■ **PROBLEM TO SOLVE**
Check each line below for the word "Annual", and copy those that have it.

** Start INFORMATION PROVIDED **

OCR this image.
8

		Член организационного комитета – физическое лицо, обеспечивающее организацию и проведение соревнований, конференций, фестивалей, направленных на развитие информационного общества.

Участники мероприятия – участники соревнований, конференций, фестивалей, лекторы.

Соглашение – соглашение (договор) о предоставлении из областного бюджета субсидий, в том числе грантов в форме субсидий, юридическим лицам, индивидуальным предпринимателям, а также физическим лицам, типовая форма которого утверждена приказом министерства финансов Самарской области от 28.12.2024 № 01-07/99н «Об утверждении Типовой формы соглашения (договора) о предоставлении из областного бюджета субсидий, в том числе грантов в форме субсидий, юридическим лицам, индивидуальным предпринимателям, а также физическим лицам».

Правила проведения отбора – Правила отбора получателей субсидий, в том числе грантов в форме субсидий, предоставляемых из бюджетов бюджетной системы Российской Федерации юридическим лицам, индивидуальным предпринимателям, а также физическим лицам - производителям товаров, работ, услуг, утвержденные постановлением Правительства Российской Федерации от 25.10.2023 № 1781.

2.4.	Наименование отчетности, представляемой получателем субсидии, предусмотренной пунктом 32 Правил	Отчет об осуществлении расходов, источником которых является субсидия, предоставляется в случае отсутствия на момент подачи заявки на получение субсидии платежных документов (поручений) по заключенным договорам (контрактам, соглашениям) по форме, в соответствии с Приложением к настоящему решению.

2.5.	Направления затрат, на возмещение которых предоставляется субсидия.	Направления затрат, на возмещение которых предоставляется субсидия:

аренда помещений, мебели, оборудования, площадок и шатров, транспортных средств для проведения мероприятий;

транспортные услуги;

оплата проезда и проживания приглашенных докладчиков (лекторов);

** End INFORMATION PROVIDED **
** Start INFORMATION PROVIDED **

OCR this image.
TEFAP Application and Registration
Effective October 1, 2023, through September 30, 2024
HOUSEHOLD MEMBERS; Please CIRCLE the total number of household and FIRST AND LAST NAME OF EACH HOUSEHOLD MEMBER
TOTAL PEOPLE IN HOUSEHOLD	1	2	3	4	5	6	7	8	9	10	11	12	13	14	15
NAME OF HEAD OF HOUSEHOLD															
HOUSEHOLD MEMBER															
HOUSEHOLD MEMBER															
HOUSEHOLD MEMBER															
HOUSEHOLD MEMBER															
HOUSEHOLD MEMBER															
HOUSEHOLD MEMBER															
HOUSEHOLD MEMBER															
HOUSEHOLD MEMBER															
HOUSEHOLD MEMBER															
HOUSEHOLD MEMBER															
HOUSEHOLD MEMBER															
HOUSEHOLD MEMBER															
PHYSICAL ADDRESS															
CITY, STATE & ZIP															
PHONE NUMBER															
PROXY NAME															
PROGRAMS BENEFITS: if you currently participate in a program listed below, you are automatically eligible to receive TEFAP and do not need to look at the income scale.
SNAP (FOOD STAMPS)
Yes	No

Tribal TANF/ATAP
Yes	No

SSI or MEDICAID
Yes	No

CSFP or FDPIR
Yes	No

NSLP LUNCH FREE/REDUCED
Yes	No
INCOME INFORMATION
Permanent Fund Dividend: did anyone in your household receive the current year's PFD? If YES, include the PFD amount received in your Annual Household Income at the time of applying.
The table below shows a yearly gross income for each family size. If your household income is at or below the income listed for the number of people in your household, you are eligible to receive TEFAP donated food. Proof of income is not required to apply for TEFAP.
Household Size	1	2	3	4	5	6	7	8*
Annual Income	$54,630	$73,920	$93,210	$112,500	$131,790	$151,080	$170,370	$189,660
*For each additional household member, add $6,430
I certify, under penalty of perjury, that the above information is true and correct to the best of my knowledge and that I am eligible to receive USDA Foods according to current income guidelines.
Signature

** End INFORMATION PROVIDED **

■ **FULL OUTPUT**
Permanent Fund Dividend: did anyone in your household receive the current year's PFD? If YES, include the PFD amount received in your Annual Household Income at the time of applying.
Annual Income	$54,630	$73,920	$93,210	$112,500	$131,790	$151,080	$170,370	$189,660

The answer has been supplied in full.